### Written request
Find every line in the records below that contains the word "title", and copy each such line.

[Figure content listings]

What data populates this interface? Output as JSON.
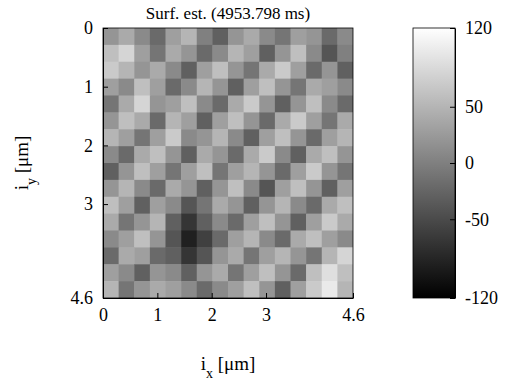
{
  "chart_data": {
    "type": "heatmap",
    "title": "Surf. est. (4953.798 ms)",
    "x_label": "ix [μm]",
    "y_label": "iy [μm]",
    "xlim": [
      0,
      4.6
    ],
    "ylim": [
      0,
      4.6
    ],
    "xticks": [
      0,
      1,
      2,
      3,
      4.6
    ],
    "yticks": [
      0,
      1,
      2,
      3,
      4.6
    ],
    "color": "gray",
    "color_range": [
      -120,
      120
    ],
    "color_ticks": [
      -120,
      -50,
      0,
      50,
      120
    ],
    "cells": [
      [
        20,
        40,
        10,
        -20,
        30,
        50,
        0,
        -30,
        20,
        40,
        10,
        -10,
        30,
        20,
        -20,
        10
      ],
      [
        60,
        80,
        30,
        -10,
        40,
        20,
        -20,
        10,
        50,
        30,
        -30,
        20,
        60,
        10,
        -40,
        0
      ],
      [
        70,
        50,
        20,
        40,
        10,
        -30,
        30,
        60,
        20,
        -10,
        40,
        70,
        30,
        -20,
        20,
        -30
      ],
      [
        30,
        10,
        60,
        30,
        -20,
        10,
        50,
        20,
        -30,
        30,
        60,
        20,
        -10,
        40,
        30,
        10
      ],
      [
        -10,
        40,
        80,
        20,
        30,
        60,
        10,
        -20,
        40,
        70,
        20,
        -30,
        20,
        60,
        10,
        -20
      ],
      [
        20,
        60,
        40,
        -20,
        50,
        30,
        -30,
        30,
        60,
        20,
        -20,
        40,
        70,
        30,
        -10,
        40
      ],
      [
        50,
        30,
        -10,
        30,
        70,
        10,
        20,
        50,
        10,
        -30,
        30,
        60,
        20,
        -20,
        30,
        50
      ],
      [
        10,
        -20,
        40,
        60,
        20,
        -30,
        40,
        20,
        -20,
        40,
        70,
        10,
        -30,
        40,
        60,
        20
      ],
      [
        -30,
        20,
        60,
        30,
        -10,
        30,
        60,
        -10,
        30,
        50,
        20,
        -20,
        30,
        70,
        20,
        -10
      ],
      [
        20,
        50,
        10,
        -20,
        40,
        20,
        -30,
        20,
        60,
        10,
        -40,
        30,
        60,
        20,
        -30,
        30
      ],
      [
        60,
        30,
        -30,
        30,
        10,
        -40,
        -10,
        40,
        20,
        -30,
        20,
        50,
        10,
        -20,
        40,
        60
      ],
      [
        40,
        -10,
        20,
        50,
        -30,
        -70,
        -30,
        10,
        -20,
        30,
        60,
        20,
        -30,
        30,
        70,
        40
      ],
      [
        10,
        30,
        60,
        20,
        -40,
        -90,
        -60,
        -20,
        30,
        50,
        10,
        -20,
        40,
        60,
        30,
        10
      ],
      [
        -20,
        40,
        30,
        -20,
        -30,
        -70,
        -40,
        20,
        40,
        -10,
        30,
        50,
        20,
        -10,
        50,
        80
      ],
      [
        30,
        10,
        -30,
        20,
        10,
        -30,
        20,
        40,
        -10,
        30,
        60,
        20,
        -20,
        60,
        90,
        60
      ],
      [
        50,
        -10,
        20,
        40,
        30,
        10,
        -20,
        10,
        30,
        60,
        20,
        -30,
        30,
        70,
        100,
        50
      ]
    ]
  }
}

* * *

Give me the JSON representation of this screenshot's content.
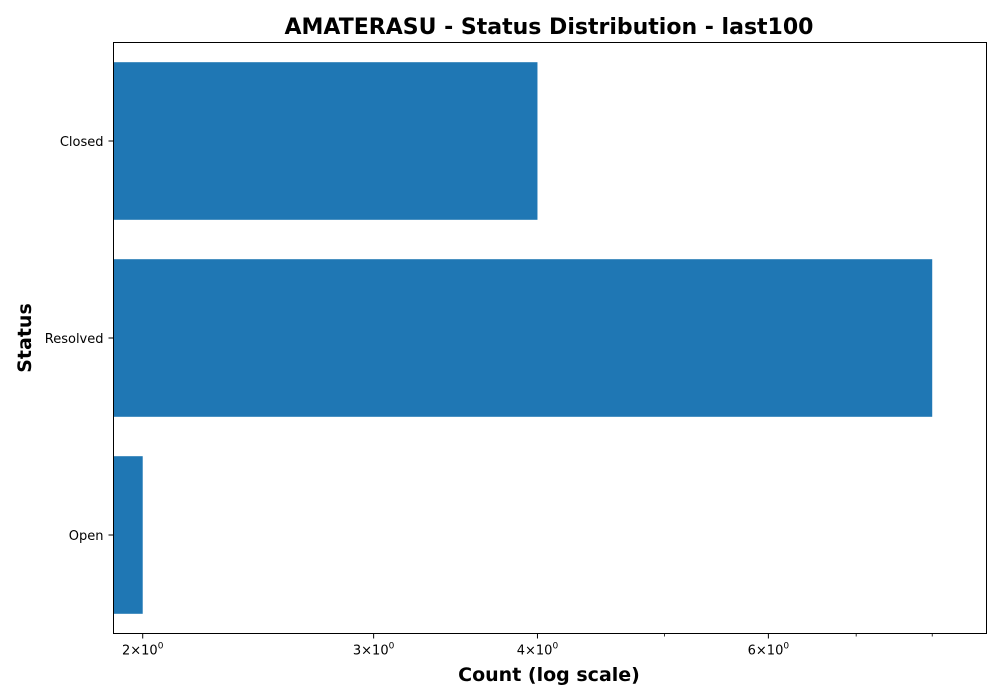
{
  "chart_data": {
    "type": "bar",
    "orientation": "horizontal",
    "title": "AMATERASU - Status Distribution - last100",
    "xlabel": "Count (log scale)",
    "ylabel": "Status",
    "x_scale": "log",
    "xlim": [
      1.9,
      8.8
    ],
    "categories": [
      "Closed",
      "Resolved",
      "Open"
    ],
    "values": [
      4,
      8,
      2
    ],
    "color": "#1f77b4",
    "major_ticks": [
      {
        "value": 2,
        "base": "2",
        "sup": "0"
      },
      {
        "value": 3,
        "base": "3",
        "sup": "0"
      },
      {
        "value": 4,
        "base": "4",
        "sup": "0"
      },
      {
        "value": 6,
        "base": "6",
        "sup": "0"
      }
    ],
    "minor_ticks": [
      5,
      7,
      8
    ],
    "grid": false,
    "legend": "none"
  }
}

### Answer to the task
    "title": "Surf. est. (4953.798 ms)",
    "title": "AMATERASU - Status Distribution - last100",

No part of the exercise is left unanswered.